■ BRANO:
────────────────────

Si condisca il tutto con la compiacenza dei media, con la latitanza di chi avrebbe dovuto fare le barricate per proteggere la sovranità e la democrazia dei territori e invece ha fatto spallucce aspettando di vedere da che parte schierarsi, con la narrazione di certi ambiental-colonialisti secondo cui la Sardegna da sola dovrebbe salvare il mondo dall’Armageddon ed ecco impiattata la polpetta avvelenata in versione gourmet.
Torniamo un momento alla produzione energetica in atto, a quella in potenza e al fabbisogno energetico sardo. Se si realizzassero tutti gli impianti da FER attualmente richiesti la Sardegna produrrebbero circa 44mila GWh (cifra ancora lontana da quella che sarà al termine della corsa all’oro “rinnovabili”), a cui bisogna aggiungere ciò che produciamo già (circa 3mila). Ricordando che ne consumiamo circa 9mila la sperequazione appare nella sua più stringente evidenza! Fra l’altro, a smontare la narrazione drago-meloniana sulla Sardegna “hub energetico d’Europa”, allo stato attuale l’energia non sarebbe neppure interamente esportabile, anche se venisse attivato il Tyrrenian link con la Sicilia.
Alla fine della fiera dobbiamo farci una domanda semplice: dopo essere diventati la portaerei della NATO, il deposito di scorie dell’industria pesante del sistema industriale di mezza Europa, dopo aver subito una pesantissima colonizzazione industriale ospitando tra i siti più inquinanti d’Italia, vogliamo diventare, insieme alla Puglia e alla Sicilia, una batteria energetica dello Stato che garantirà il 90% di produzione elettrica da eolico e oltre il 50% di solare, senza avere nulla in cambio e senza alcun processo democratico e partecipativo in atto se non quelli impulsati, tra mille difficoltà e boicottaggi regionali e governativi, da alcune piccole comunità?
Ognuno interroghi serenamente la propria coscienza e dia una risposta seria a questo interrogativo!
Gargiulo ha detto la sua anche su questo argomento: «si può anche esportare in una logica di comunità condivisa con il resto dello Stato, ma non si può depauperare il nostro territorio. All’interno dell’attuale meccanismo non c’è alcun beneficio per i territori e per la Regione interessata ed inoltre esiste un grave problema: questi impianti sfuggono ad ogni tipo di pianificazione, la logica del legislatore è unicamente pensata per andare a produrre nelle aree ventose, senza alcuna politica di piano, sottraendosi alle norme sul governo del territorio ed a quelle paesaggistiche».
Anche se la Comunità europea ha imposto di individuare le aree idonee e non idonee (per esempio aree industriali e minerarie dismesse) alla installazione degli impianti da FER, allo stato attuale delle cose è ancora latitante una normativa che individui queste tipologie di aree.
Alla fine del suo ragionamento il presidente di Italia Nostra ha chiosato sulla narrazione pseudo ecologista secondo cui basterebbe riempire la Sardegna di campi eolici e fotovoltaici per fare fronte alla crisi climatica e ai tanti disastri ambientali a cui pure in Sardegna abbiamo anche recentemente assistito.

────────────────────

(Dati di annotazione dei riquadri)

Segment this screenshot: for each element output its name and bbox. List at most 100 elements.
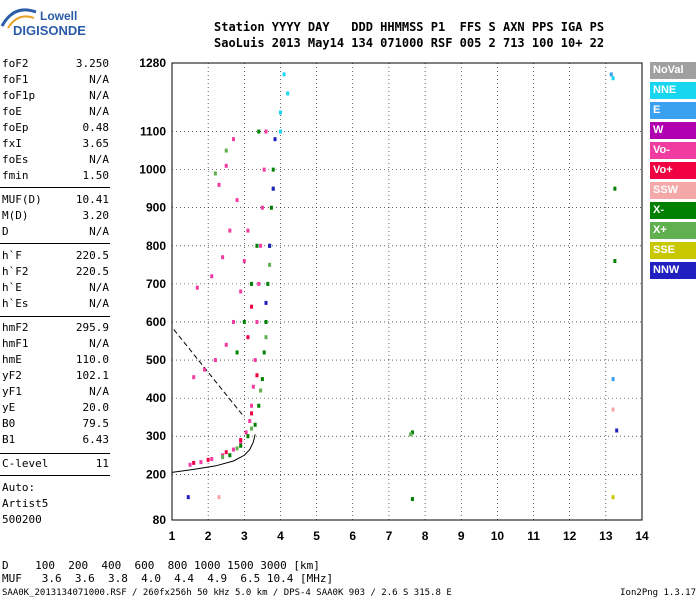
y-tick-label: 500 <box>146 353 166 367</box>
y-tick-label: 700 <box>146 277 166 291</box>
echo-point <box>611 377 615 382</box>
param-row: h`Es N/A <box>2 297 109 313</box>
echo-point <box>217 182 221 187</box>
echo-point <box>255 319 259 324</box>
x-tick-label: 11 <box>527 529 540 543</box>
y-tick-label: 800 <box>146 239 166 253</box>
param-row: foF2 3.250 <box>2 57 109 73</box>
echo-point <box>250 403 254 408</box>
legend-item: Vo- <box>650 142 696 159</box>
echo-point <box>248 418 252 423</box>
topside-profile-line <box>173 329 245 418</box>
param-row: h`F 220.5 <box>2 249 109 265</box>
x-tick-label: 10 <box>491 529 505 543</box>
autoscaler-label: Auto: <box>2 481 36 494</box>
echo-point <box>410 497 414 502</box>
echo-point <box>186 495 190 500</box>
echo-point <box>235 446 239 451</box>
echo-point <box>268 262 272 267</box>
param-row: h`E N/A <box>2 281 109 297</box>
param-value: N/A <box>89 385 109 398</box>
y-tick-label: 200 <box>146 467 166 481</box>
legend-item: Vo+ <box>650 162 696 179</box>
param-name: foEs <box>2 153 29 166</box>
echo-point <box>235 350 239 355</box>
param-name: C-level <box>2 457 49 470</box>
y-tick-label: 300 <box>146 429 166 443</box>
echo-point <box>264 300 268 305</box>
param-value: N/A <box>89 89 109 102</box>
echo-point <box>271 186 275 191</box>
echo-point <box>231 319 235 324</box>
echo-point <box>251 384 255 389</box>
echo-point <box>221 255 225 260</box>
echo-point <box>269 205 273 210</box>
param-divider <box>0 316 110 317</box>
param-name: h`E <box>2 281 22 294</box>
param-value: 11 <box>95 457 109 470</box>
param-value: 3.20 <box>82 209 110 222</box>
echo-point <box>221 455 225 460</box>
echo-point <box>203 367 207 372</box>
x-tick-label: 6 <box>349 529 356 543</box>
autoscaler-name: Artist5 <box>2 497 49 510</box>
param-name: B1 <box>2 433 16 446</box>
echo-point <box>228 228 232 233</box>
echo-point <box>262 350 266 355</box>
echo-point <box>210 457 214 462</box>
param-name: h`F2 <box>2 265 29 278</box>
param-value: 20.0 <box>82 401 110 414</box>
legend-item: X- <box>650 202 696 219</box>
x-tick-label: 9 <box>458 529 465 543</box>
param-row: yF2 102.1 <box>2 369 109 385</box>
echo-point <box>611 76 615 81</box>
y-tick-label: 80 <box>153 513 167 527</box>
param-name: h`Es <box>2 297 29 310</box>
echo-point <box>242 319 246 324</box>
echo-point <box>268 243 272 248</box>
echo-point <box>250 426 254 431</box>
echo-point <box>259 243 263 248</box>
echo-point <box>262 167 266 172</box>
x-tick-label: 7 <box>386 529 393 543</box>
echo-point <box>188 462 192 467</box>
param-name: D <box>2 225 9 238</box>
echo-point <box>278 110 282 115</box>
param-row: B1 6.43 <box>2 433 109 449</box>
param-value: 10.41 <box>75 193 109 206</box>
echo-point <box>282 72 286 77</box>
echo-point <box>192 375 196 380</box>
y-tick-label: 1000 <box>139 163 166 177</box>
legend-item: W <box>650 122 696 139</box>
param-value: N/A <box>89 225 109 238</box>
echo-point <box>213 171 217 176</box>
y-tick-label: 900 <box>146 201 166 215</box>
header-labels: Station YYYY DAY DDD HHMMSS P1 FFS S AXN… <box>214 20 605 34</box>
echo-point <box>210 274 214 279</box>
param-name: yE <box>2 401 16 414</box>
param-value: 220.5 <box>75 249 109 262</box>
param-name: foE <box>2 105 22 118</box>
param-name: foF1p <box>2 89 36 102</box>
echo-point <box>259 388 263 393</box>
distance-row: D 100 200 400 600 800 1000 1500 3000 [km… <box>2 559 320 572</box>
param-value: 3.65 <box>82 137 110 150</box>
echo-point <box>611 495 615 500</box>
echo-point <box>250 281 254 286</box>
param-name: foEp <box>2 121 29 134</box>
logo-mark-icon <box>0 8 37 29</box>
param-value: 110.0 <box>75 353 109 366</box>
param-name: fxI <box>2 137 22 150</box>
param-row: hmF2 295.9 <box>2 321 109 337</box>
param-value: 1.50 <box>82 169 110 182</box>
echo-point <box>266 281 270 286</box>
echo-point <box>613 259 617 264</box>
echo-point <box>228 453 232 458</box>
param-divider <box>0 453 110 454</box>
y-tick-label: 400 <box>146 391 166 405</box>
echo-point <box>611 407 615 412</box>
echo-point <box>213 358 217 363</box>
x-tick-label: 12 <box>563 529 577 543</box>
param-row: foEs N/A <box>2 153 109 169</box>
param-name: foF1 <box>2 73 29 86</box>
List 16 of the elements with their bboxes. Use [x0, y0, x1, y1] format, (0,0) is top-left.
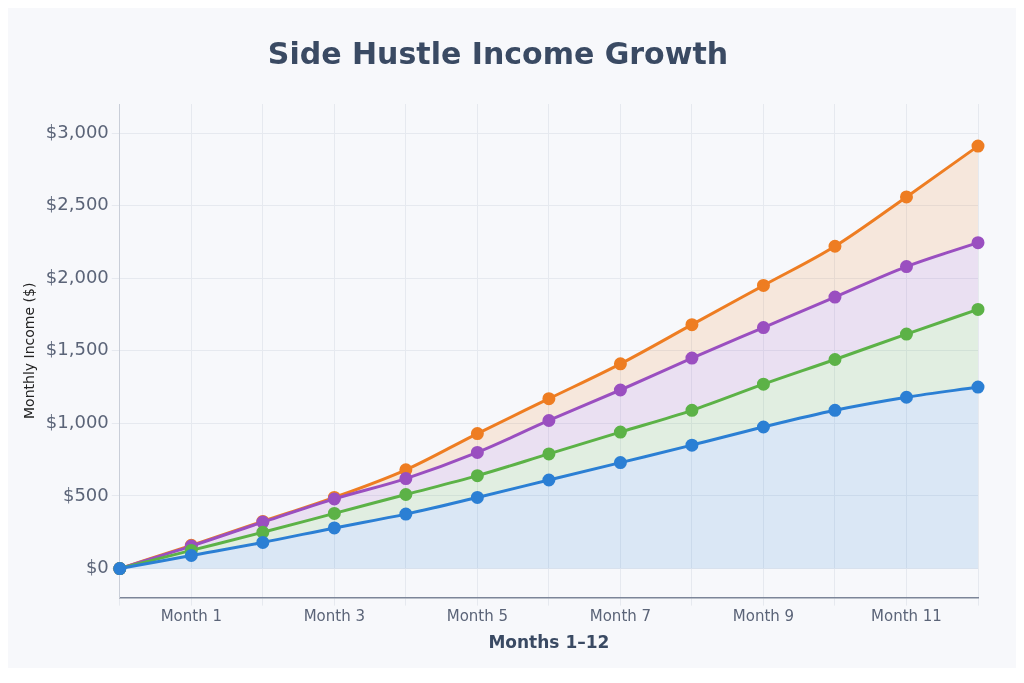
x-tick-label: Month 9: [732, 607, 795, 626]
y-tick-label: $500: [62, 483, 109, 505]
y-tick-label: $3,000: [45, 120, 109, 142]
y-tick-label: $1,000: [45, 411, 109, 433]
y-tick-label: $1,500: [45, 338, 109, 360]
chart-title: Side Hustle Income Growth: [267, 35, 729, 71]
x-tick-label: Month 7: [589, 607, 652, 626]
x-axis-title: Months 1–12: [488, 632, 610, 653]
y-tick-label: $2,500: [45, 193, 109, 215]
y-axis-title: Monthly Income ($): [21, 282, 38, 419]
x-tick-label: Month 5: [446, 607, 509, 626]
x-tick-label: Month 11: [871, 607, 942, 626]
x-tick-label: Month 1: [160, 607, 222, 626]
y-tick-label: $0: [85, 556, 109, 578]
y-tick-label: $2,000: [45, 265, 109, 287]
x-tick-label: Month 3: [303, 607, 365, 626]
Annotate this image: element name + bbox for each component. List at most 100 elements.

────────────────────

■ ESERCIZI:
a) Ricopia il brano partendo da "Anche se la" e proseguendo fino a "tipologie di aree.", ma cambia "normativa" in "legge".
b) Secondo il brano, con quale regione sarebbe collegata la Sardegna dal Tyrrenian link?

■ SOLUZIONI:
a)
Anche se la Comunità europea ha imposto di individuare le aree idonee e non idonee (per esempio aree industriali e minerarie dismesse) alla installazione degli impianti da FER, allo stato attuale delle cose è ancora latitante una legge che individui queste tipologie di aree.

b) Con la Sicilia.